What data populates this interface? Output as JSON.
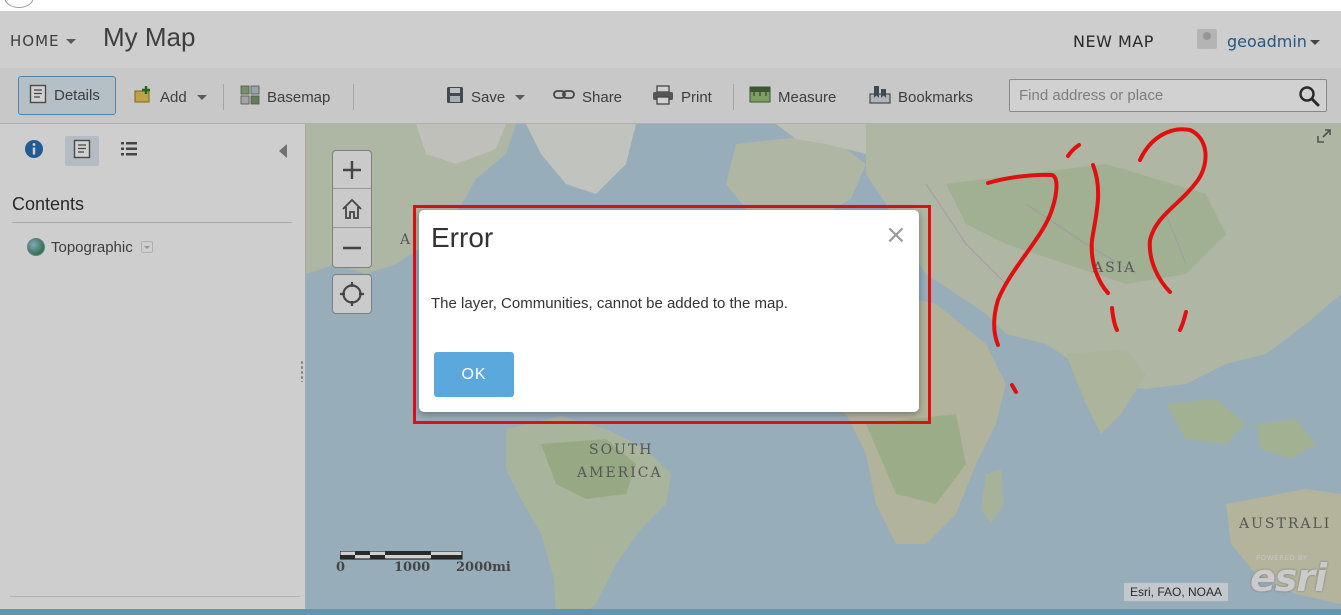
{
  "header": {
    "home_label": "HOME",
    "map_title": "My Map",
    "new_map_label": "NEW MAP",
    "username": "geoadmin"
  },
  "toolbar": {
    "details_label": "Details",
    "add_label": "Add",
    "basemap_label": "Basemap",
    "save_label": "Save",
    "share_label": "Share",
    "print_label": "Print",
    "measure_label": "Measure",
    "bookmarks_label": "Bookmarks",
    "search_placeholder": "Find address or place"
  },
  "panel": {
    "tabs": [
      "info-icon",
      "details-icon",
      "legend-list-icon"
    ],
    "contents_heading": "Contents",
    "layers": [
      {
        "label": "Topographic",
        "icon": "globe-icon"
      }
    ]
  },
  "map": {
    "labels": {
      "south_america_1": "SOUTH",
      "south_america_2": "AMERICA",
      "asia": "ASIA",
      "australia": "AUSTRALI",
      "partial_a": "A"
    },
    "scale": {
      "tick_0": "0",
      "tick_1": "1000",
      "tick_2": "2000mi"
    },
    "attribution": "Esri, FAO, NOAA",
    "logo": {
      "powered_by": "POWERED BY",
      "word": "esri"
    }
  },
  "dialog": {
    "title": "Error",
    "close_symbol": "×",
    "message": "The layer, Communities, cannot be added to the map.",
    "ok_label": "OK"
  },
  "annotation_color": "#e01010",
  "accent_color": "#5ba8dc"
}
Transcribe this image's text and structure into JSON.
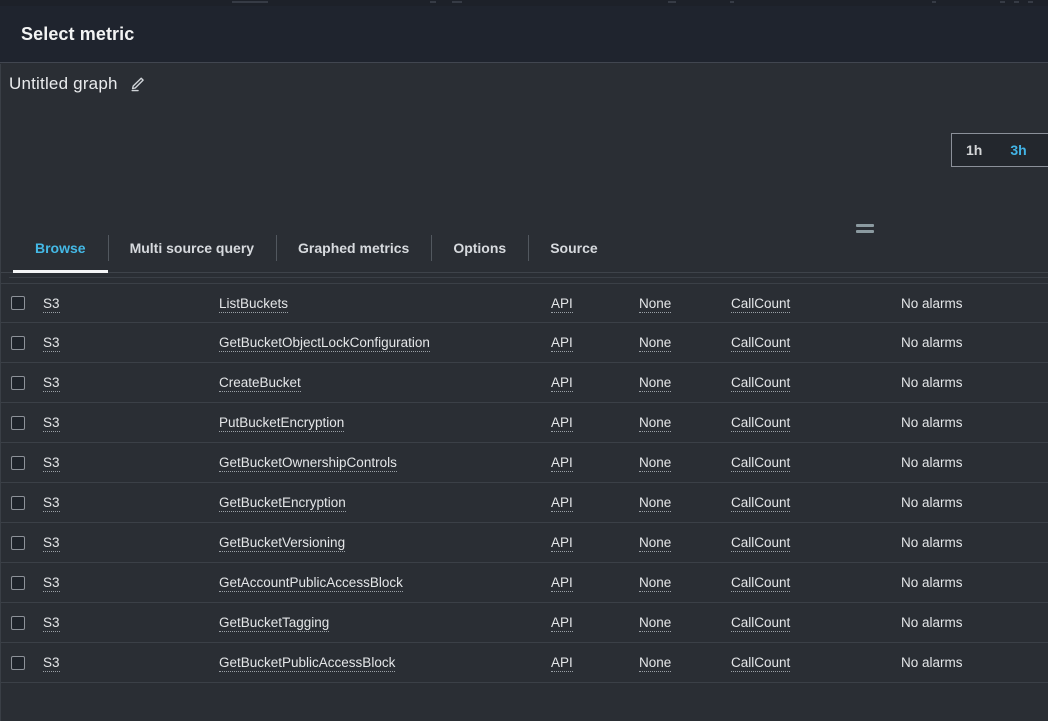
{
  "header": {
    "title": "Select metric"
  },
  "graph": {
    "title": "Untitled graph",
    "edit_icon": "pencil-edit-icon"
  },
  "time_range": {
    "options": [
      {
        "label": "1h",
        "active": false
      },
      {
        "label": "3h",
        "active": true
      }
    ],
    "accent_color": "#42b4e6"
  },
  "resize_handle": {
    "icon": "drag-handle-icon"
  },
  "tabs": [
    {
      "label": "Browse",
      "active": true
    },
    {
      "label": "Multi source query",
      "active": false
    },
    {
      "label": "Graphed metrics",
      "active": false
    },
    {
      "label": "Options",
      "active": false
    },
    {
      "label": "Source",
      "active": false
    }
  ],
  "table": {
    "columns": [
      "select",
      "namespace",
      "metric_name",
      "type",
      "resource",
      "metric",
      "alarms"
    ],
    "rows": [
      {
        "namespace": "S3",
        "metric_name": "ListBuckets",
        "type": "API",
        "resource": "None",
        "metric": "CallCount",
        "alarms": "No alarms"
      },
      {
        "namespace": "S3",
        "metric_name": "GetBucketObjectLockConfiguration",
        "type": "API",
        "resource": "None",
        "metric": "CallCount",
        "alarms": "No alarms"
      },
      {
        "namespace": "S3",
        "metric_name": "CreateBucket",
        "type": "API",
        "resource": "None",
        "metric": "CallCount",
        "alarms": "No alarms"
      },
      {
        "namespace": "S3",
        "metric_name": "PutBucketEncryption",
        "type": "API",
        "resource": "None",
        "metric": "CallCount",
        "alarms": "No alarms"
      },
      {
        "namespace": "S3",
        "metric_name": "GetBucketOwnershipControls",
        "type": "API",
        "resource": "None",
        "metric": "CallCount",
        "alarms": "No alarms"
      },
      {
        "namespace": "S3",
        "metric_name": "GetBucketEncryption",
        "type": "API",
        "resource": "None",
        "metric": "CallCount",
        "alarms": "No alarms"
      },
      {
        "namespace": "S3",
        "metric_name": "GetBucketVersioning",
        "type": "API",
        "resource": "None",
        "metric": "CallCount",
        "alarms": "No alarms"
      },
      {
        "namespace": "S3",
        "metric_name": "GetAccountPublicAccessBlock",
        "type": "API",
        "resource": "None",
        "metric": "CallCount",
        "alarms": "No alarms"
      },
      {
        "namespace": "S3",
        "metric_name": "GetBucketTagging",
        "type": "API",
        "resource": "None",
        "metric": "CallCount",
        "alarms": "No alarms"
      },
      {
        "namespace": "S3",
        "metric_name": "GetBucketPublicAccessBlock",
        "type": "API",
        "resource": "None",
        "metric": "CallCount",
        "alarms": "No alarms"
      }
    ]
  }
}
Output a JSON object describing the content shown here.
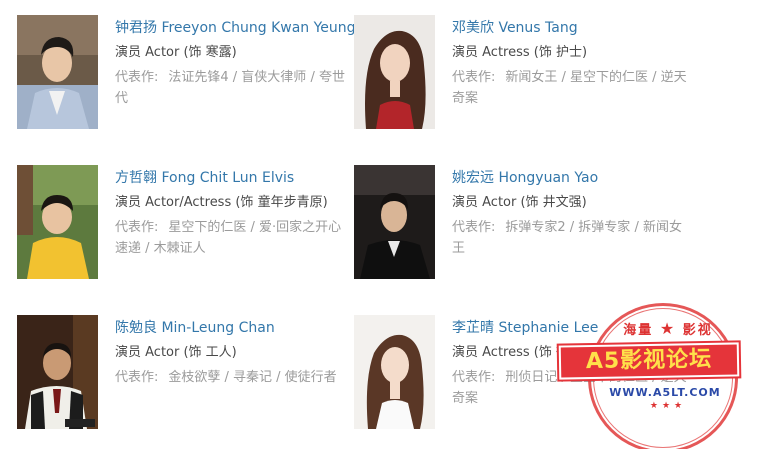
{
  "cast": [
    {
      "name": "钟君扬 Freeyon Chung Kwan Yeung",
      "role": "演员 Actor (饰 寒露)",
      "works_label": "代表作:",
      "works_line1": "法证先锋4 / 盲侠大律师 / 夸世",
      "works_line2": "代"
    },
    {
      "name": "邓美欣 Venus Tang",
      "role": "演员 Actress (饰 护士)",
      "works_label": "代表作:",
      "works_line1": "新闻女王 / 星空下的仁医 / 逆天",
      "works_line2": "奇案"
    },
    {
      "name": "方哲翱 Fong Chit Lun Elvis",
      "role": "演员 Actor/Actress (饰 童年步青原)",
      "works_label": "代表作:",
      "works_line1": "星空下的仁医 / 爱·回家之开心",
      "works_line2": "速递 / 木棘证人"
    },
    {
      "name": "姚宏远 Hongyuan Yao",
      "role": "演员 Actor (饰 井文强)",
      "works_label": "代表作:",
      "works_line1": "拆弹专家2 / 拆弹专家 / 新闻女",
      "works_line2": "王"
    },
    {
      "name": "陈勉良 Min-Leung Chan",
      "role": "演员 Actor (饰 工人)",
      "works_label": "代表作:",
      "works_line1": "金枝欲孽 / 寻秦记 / 使徒行者",
      "works_line2": ""
    },
    {
      "name": "李芷晴 Stephanie Lee",
      "role": "演员 Actress (饰 街坊)",
      "works_label": "代表作:",
      "works_line1": "刑侦日记 / 星空下的仁医 / 逆天",
      "works_line2": "奇案"
    }
  ],
  "watermark": {
    "top_left": "海量",
    "top_right": "影视",
    "title": "A5影视论坛",
    "url": "WWW.A5LT.COM",
    "stamp_color": "#e03a3a"
  },
  "colors": {
    "name_link": "#3377aa",
    "role_text": "#494949",
    "works_text": "#9b9b9b"
  }
}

━━━━━━━━

WRITTEN INSTRUCTION: Reply with one number only: how many lines of the listing hold "星空下的仁医"?

RESULT OF THIS TASK: 3